The data —
* BEGIN *

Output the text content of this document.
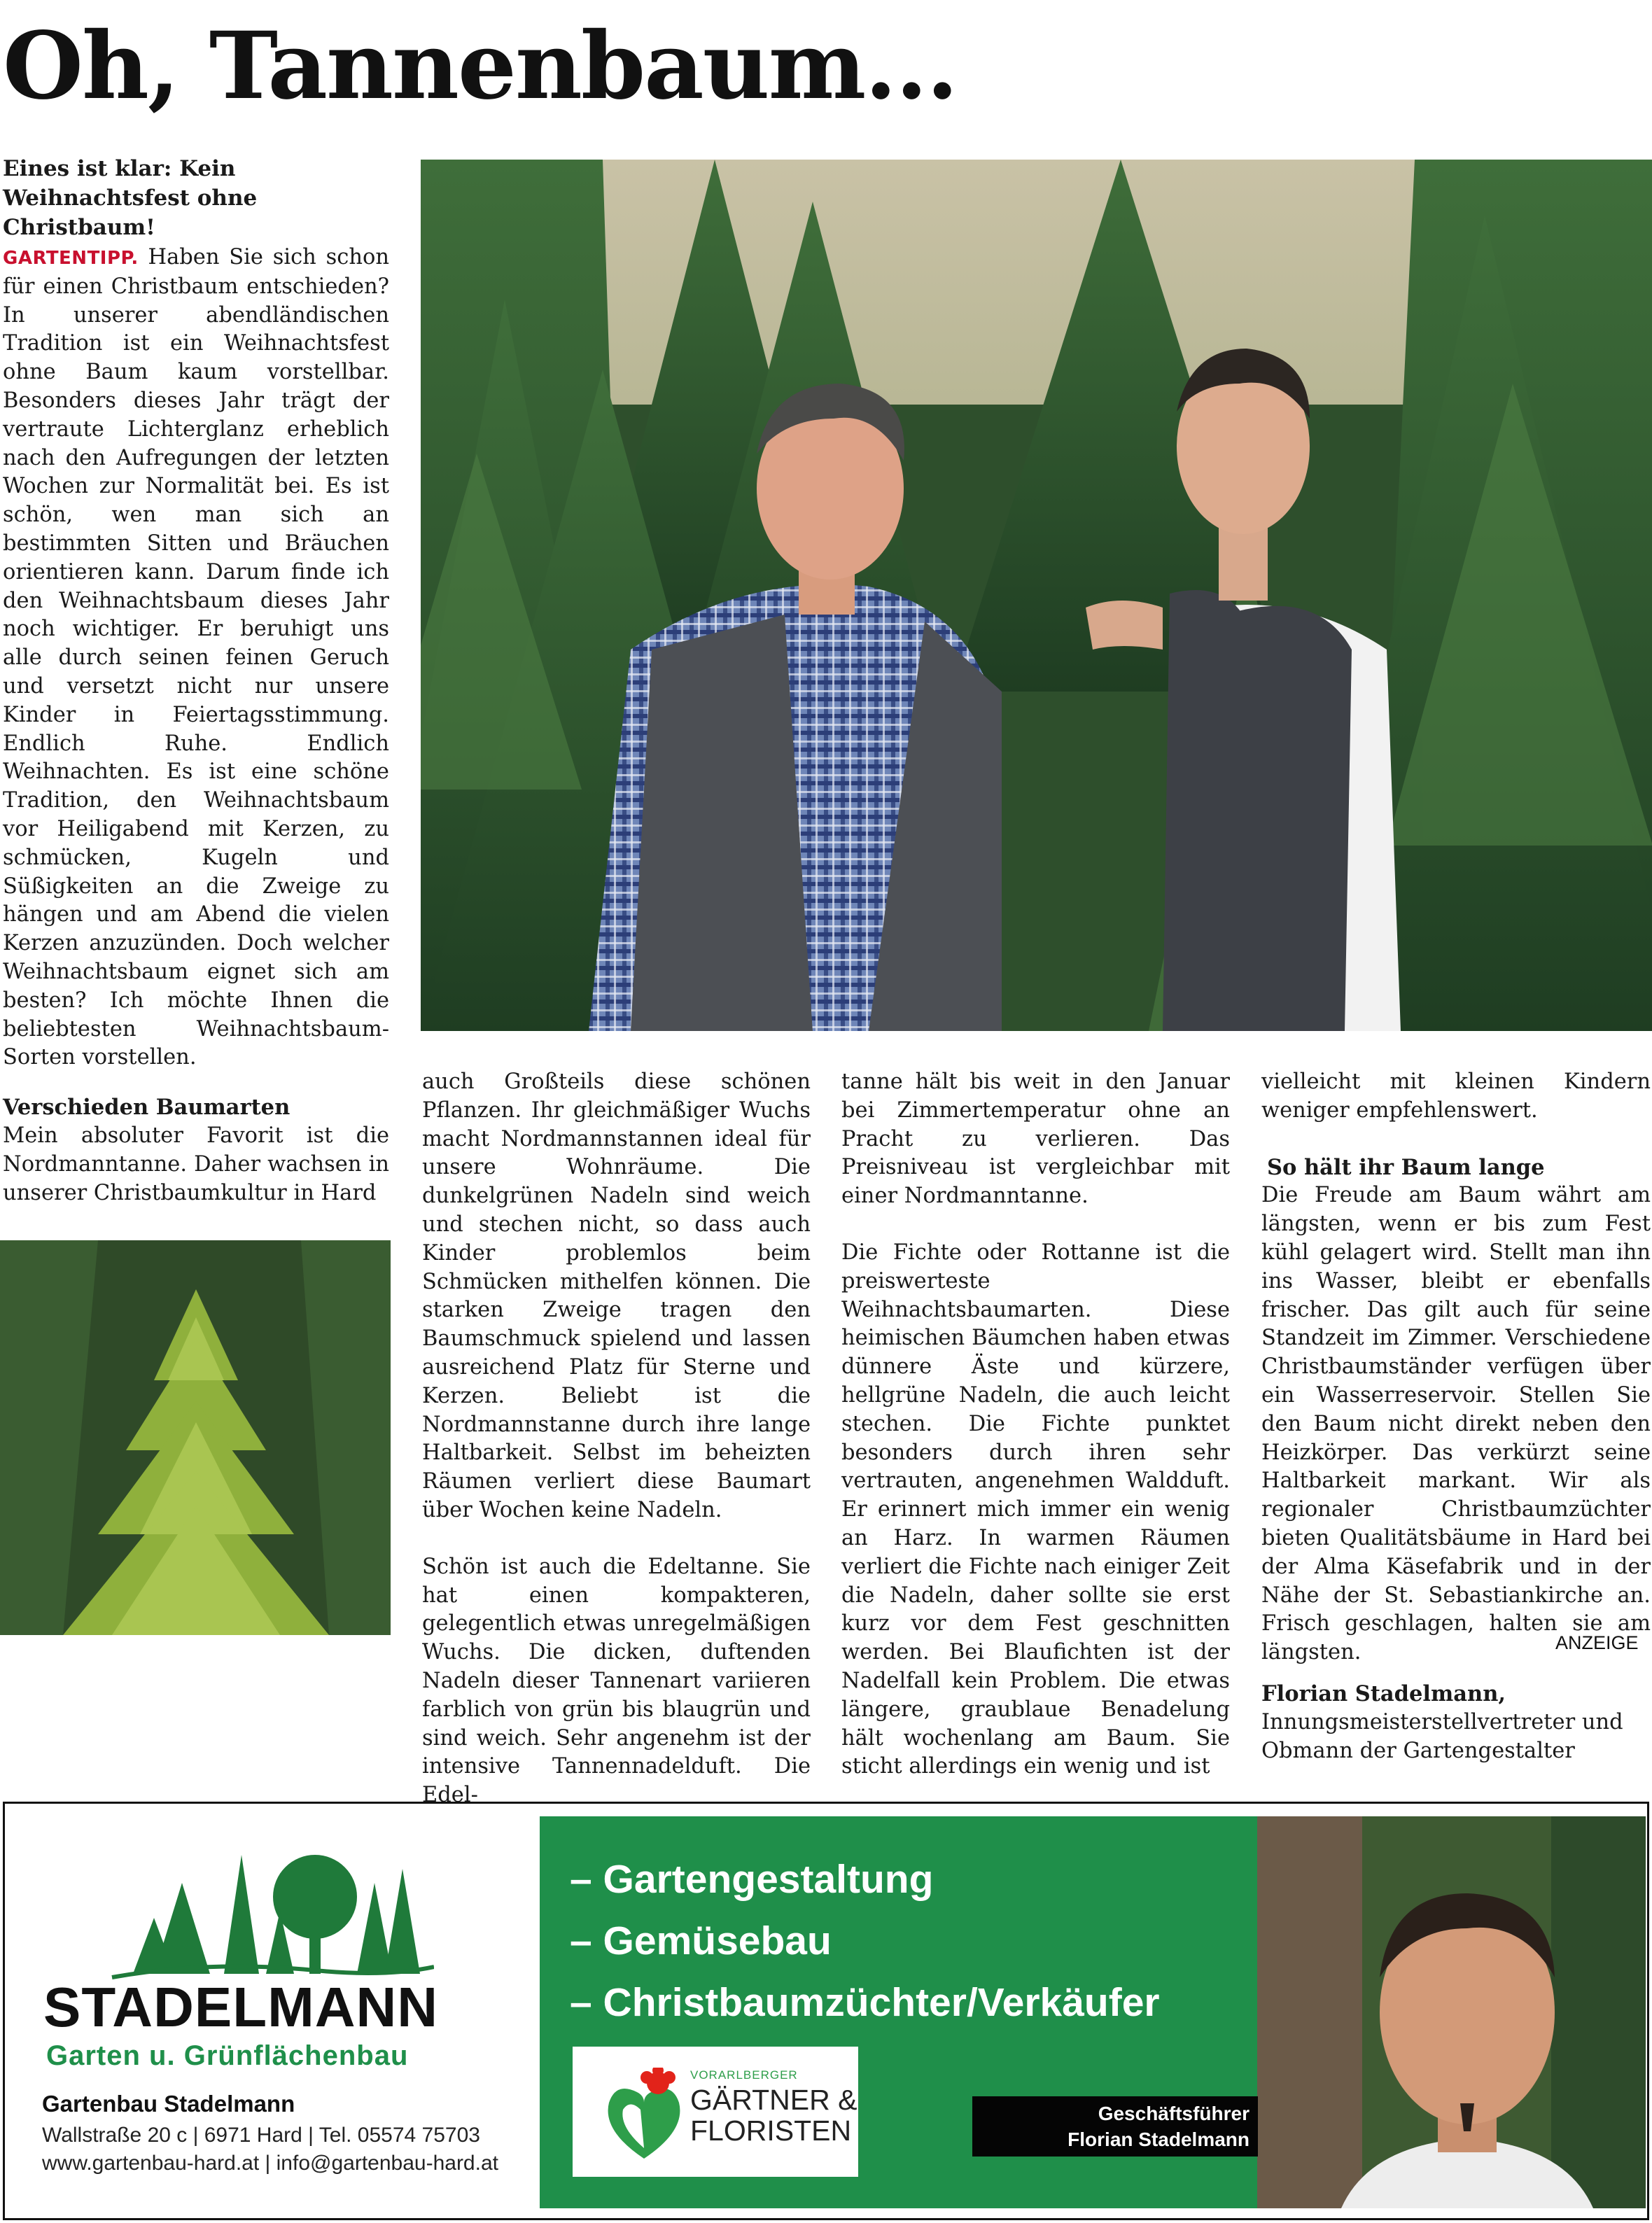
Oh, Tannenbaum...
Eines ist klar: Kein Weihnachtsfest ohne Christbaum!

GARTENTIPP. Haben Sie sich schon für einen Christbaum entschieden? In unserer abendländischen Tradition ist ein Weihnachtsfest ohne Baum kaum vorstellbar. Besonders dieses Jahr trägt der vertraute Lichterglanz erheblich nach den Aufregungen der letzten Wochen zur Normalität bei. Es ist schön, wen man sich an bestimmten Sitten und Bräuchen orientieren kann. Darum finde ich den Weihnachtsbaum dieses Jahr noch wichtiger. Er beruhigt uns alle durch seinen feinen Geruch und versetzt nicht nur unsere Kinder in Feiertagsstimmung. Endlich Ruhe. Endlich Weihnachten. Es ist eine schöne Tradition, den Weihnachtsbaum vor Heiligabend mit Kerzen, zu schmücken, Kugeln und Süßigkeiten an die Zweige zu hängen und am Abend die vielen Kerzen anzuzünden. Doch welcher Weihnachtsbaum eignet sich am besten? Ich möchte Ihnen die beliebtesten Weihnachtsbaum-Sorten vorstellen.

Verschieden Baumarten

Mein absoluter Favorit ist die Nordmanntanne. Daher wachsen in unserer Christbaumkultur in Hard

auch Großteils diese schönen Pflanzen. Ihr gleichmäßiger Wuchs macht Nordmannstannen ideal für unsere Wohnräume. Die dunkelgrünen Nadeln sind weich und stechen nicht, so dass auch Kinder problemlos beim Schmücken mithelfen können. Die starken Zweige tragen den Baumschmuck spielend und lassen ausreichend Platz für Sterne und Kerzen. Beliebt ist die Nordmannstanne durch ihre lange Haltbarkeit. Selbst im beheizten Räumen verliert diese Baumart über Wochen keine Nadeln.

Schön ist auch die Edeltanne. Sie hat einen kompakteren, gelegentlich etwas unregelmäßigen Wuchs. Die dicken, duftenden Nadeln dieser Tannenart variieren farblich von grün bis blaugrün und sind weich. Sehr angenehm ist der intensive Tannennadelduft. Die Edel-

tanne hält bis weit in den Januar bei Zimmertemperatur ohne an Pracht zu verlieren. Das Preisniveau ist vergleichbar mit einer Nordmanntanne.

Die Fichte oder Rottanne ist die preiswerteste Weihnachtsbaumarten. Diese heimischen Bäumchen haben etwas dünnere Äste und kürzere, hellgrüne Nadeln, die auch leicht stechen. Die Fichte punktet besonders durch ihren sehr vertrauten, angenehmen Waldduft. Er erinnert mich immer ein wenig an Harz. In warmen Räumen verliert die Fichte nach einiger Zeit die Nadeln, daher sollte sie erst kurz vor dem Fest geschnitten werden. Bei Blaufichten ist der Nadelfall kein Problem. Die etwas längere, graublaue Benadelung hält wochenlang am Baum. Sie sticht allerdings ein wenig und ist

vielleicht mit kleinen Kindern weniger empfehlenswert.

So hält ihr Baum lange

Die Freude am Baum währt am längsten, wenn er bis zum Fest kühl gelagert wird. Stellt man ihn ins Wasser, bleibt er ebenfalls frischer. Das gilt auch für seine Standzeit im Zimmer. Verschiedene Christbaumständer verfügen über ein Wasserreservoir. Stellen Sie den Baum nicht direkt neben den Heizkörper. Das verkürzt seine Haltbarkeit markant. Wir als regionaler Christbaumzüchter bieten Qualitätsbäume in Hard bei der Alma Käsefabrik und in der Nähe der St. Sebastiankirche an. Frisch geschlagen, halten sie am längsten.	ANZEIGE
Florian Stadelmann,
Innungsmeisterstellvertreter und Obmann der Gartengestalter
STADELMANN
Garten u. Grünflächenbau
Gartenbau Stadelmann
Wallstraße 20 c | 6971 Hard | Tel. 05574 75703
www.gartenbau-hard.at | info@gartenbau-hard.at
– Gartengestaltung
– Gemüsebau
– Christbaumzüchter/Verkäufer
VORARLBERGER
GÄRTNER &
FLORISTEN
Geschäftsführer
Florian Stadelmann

* END *

Written task — Repeat the records in full, exactly as they appear, without the pictures.

Solution to this task —
Output the text content of this document.
Oh, Tannenbaum...
Eines ist klar: Kein Weihnachtsfest ohne Christbaum!

GARTENTIPP. Haben Sie sich schon für einen Christbaum entschieden? In unserer abendländischen Tradition ist ein Weihnachtsfest ohne Baum kaum vorstellbar. Besonders dieses Jahr trägt der vertraute Lichterglanz erheblich nach den Aufregungen der letzten Wochen zur Normalität bei. Es ist schön, wen man sich an bestimmten Sitten und Bräuchen orientieren kann. Darum finde ich den Weihnachtsbaum dieses Jahr noch wichtiger. Er beruhigt uns alle durch seinen feinen Geruch und versetzt nicht nur unsere Kinder in Feiertagsstimmung. Endlich Ruhe. Endlich Weihnachten. Es ist eine schöne Tradition, den Weihnachtsbaum vor Heiligabend mit Kerzen, zu schmücken, Kugeln und Süßigkeiten an die Zweige zu hängen und am Abend die vielen Kerzen anzuzünden. Doch welcher Weihnachtsbaum eignet sich am besten? Ich möchte Ihnen die beliebtesten Weihnachtsbaum-Sorten vorstellen.

Verschieden Baumarten

Mein absoluter Favorit ist die Nordmanntanne. Daher wachsen in unserer Christbaumkultur in Hard

auch Großteils diese schönen Pflanzen. Ihr gleichmäßiger Wuchs macht Nordmannstannen ideal für unsere Wohnräume. Die dunkelgrünen Nadeln sind weich und stechen nicht, so dass auch Kinder problemlos beim Schmücken mithelfen können. Die starken Zweige tragen den Baumschmuck spielend und lassen ausreichend Platz für Sterne und Kerzen. Beliebt ist die Nordmannstanne durch ihre lange Haltbarkeit. Selbst im beheizten Räumen verliert diese Baumart über Wochen keine Nadeln.

Schön ist auch die Edeltanne. Sie hat einen kompakteren, gelegentlich etwas unregelmäßigen Wuchs. Die dicken, duftenden Nadeln dieser Tannenart variieren farblich von grün bis blaugrün und sind weich. Sehr angenehm ist der intensive Tannennadelduft. Die Edel-

tanne hält bis weit in den Januar bei Zimmertemperatur ohne an Pracht zu verlieren. Das Preisniveau ist vergleichbar mit einer Nordmanntanne.

Die Fichte oder Rottanne ist die preiswerteste Weihnachtsbaumarten. Diese heimischen Bäumchen haben etwas dünnere Äste und kürzere, hellgrüne Nadeln, die auch leicht stechen. Die Fichte punktet besonders durch ihren sehr vertrauten, angenehmen Waldduft. Er erinnert mich immer ein wenig an Harz. In warmen Räumen verliert die Fichte nach einiger Zeit die Nadeln, daher sollte sie erst kurz vor dem Fest geschnitten werden. Bei Blaufichten ist der Nadelfall kein Problem. Die etwas längere, graublaue Benadelung hält wochenlang am Baum. Sie sticht allerdings ein wenig und ist

vielleicht mit kleinen Kindern weniger empfehlenswert.

So hält ihr Baum lange

Die Freude am Baum währt am längsten, wenn er bis zum Fest kühl gelagert wird. Stellt man ihn ins Wasser, bleibt er ebenfalls frischer. Das gilt auch für seine Standzeit im Zimmer. Verschiedene Christbaumständer verfügen über ein Wasserreservoir. Stellen Sie den Baum nicht direkt neben den Heizkörper. Das verkürzt seine Haltbarkeit markant. Wir als regionaler Christbaumzüchter bieten Qualitätsbäume in Hard bei der Alma Käsefabrik und in der Nähe der St. Sebastiankirche an. Frisch geschlagen, halten sie am längsten.	ANZEIGE
Florian Stadelmann,
Innungsmeisterstellvertreter und Obmann der Gartengestalter
STADELMANN
Garten u. Grünflächenbau
Gartenbau Stadelmann
Wallstraße 20 c | 6971 Hard | Tel. 05574 75703
www.gartenbau-hard.at | info@gartenbau-hard.at
– Gartengestaltung
– Gemüsebau
– Christbaumzüchter/Verkäufer
VORARLBERGER
GÄRTNER &
FLORISTEN
Geschäftsführer
Florian Stadelmann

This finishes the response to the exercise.